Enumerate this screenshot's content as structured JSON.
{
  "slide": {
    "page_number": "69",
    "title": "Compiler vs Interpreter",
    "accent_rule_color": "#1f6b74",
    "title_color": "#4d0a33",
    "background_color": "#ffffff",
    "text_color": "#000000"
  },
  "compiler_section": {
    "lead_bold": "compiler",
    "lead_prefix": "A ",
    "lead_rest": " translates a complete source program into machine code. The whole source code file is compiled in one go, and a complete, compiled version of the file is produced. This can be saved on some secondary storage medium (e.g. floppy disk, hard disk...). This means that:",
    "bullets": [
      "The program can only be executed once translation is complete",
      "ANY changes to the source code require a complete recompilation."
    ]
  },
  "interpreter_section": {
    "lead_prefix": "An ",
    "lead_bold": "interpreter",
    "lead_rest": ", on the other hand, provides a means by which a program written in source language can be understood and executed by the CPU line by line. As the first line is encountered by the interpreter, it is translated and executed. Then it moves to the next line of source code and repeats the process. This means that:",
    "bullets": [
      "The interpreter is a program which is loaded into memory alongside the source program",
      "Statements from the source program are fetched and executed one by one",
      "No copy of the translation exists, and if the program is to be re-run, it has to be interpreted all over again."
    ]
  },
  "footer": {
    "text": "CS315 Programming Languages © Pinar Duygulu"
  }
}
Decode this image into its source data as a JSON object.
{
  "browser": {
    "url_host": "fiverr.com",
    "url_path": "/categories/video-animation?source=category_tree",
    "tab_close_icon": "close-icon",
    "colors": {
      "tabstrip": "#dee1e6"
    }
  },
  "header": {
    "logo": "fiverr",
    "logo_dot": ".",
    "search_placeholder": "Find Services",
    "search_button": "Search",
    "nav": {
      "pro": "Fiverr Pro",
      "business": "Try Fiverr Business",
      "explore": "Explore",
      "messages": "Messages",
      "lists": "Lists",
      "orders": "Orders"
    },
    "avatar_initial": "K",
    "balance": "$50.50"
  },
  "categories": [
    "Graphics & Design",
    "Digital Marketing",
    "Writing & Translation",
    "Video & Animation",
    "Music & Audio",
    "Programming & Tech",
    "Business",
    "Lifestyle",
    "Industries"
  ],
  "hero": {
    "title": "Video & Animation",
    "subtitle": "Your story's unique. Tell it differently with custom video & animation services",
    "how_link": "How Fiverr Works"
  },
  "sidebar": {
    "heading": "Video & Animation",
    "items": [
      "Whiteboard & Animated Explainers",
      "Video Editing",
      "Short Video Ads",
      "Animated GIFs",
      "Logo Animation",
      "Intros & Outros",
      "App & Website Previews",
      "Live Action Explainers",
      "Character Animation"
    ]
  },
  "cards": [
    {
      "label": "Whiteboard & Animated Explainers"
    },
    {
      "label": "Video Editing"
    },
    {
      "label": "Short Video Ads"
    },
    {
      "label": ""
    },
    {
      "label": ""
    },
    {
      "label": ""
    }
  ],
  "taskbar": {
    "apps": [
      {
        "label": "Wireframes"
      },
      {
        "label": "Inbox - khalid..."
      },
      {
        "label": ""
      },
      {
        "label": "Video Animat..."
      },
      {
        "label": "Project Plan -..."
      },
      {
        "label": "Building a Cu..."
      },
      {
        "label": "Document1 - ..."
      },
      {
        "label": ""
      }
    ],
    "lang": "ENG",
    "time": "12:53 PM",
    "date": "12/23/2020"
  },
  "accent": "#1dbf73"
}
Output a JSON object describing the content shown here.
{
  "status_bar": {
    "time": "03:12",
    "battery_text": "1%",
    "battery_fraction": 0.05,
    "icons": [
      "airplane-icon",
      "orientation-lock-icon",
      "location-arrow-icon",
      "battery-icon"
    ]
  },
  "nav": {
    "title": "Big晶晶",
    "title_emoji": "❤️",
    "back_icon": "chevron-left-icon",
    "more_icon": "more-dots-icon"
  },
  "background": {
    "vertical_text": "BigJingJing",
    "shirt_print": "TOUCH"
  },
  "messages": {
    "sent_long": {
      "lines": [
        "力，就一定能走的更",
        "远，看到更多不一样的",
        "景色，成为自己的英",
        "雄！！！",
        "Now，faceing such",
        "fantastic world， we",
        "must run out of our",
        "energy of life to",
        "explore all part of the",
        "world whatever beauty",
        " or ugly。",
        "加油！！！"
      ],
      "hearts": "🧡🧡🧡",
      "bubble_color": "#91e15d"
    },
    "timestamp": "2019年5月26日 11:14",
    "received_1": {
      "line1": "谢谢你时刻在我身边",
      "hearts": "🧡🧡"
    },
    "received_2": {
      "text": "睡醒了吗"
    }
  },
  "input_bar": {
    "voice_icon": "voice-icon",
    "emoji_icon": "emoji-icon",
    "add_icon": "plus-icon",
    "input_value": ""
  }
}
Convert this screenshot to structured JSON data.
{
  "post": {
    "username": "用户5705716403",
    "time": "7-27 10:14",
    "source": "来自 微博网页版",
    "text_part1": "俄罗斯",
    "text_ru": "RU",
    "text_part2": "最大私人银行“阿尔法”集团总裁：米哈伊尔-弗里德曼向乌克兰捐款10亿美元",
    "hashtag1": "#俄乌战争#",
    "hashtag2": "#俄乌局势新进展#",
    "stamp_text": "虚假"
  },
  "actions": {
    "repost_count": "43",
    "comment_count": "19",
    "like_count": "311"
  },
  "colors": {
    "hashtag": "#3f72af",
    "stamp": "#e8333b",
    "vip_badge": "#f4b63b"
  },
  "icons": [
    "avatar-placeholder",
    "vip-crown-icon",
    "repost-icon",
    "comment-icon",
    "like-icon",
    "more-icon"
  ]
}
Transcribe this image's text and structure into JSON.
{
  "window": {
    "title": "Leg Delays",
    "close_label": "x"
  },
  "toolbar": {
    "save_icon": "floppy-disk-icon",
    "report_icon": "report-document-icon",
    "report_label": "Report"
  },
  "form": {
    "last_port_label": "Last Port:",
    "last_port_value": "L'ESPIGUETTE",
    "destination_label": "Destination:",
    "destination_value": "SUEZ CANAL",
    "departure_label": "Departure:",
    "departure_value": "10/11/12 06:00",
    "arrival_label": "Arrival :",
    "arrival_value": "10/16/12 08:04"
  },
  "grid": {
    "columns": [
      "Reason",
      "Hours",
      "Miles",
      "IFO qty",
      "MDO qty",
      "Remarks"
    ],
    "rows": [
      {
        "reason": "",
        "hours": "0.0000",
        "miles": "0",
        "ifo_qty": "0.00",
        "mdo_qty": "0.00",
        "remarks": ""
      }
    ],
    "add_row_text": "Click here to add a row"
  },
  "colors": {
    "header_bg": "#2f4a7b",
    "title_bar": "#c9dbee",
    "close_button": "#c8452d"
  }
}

## GIVEN EXERCISE
Identify every line above that includes the word "data", and show those lines.

## RESULT OF THE TASK
Decode this image into its source data as a JSON object.
Convert this screenshot to structured JSON data.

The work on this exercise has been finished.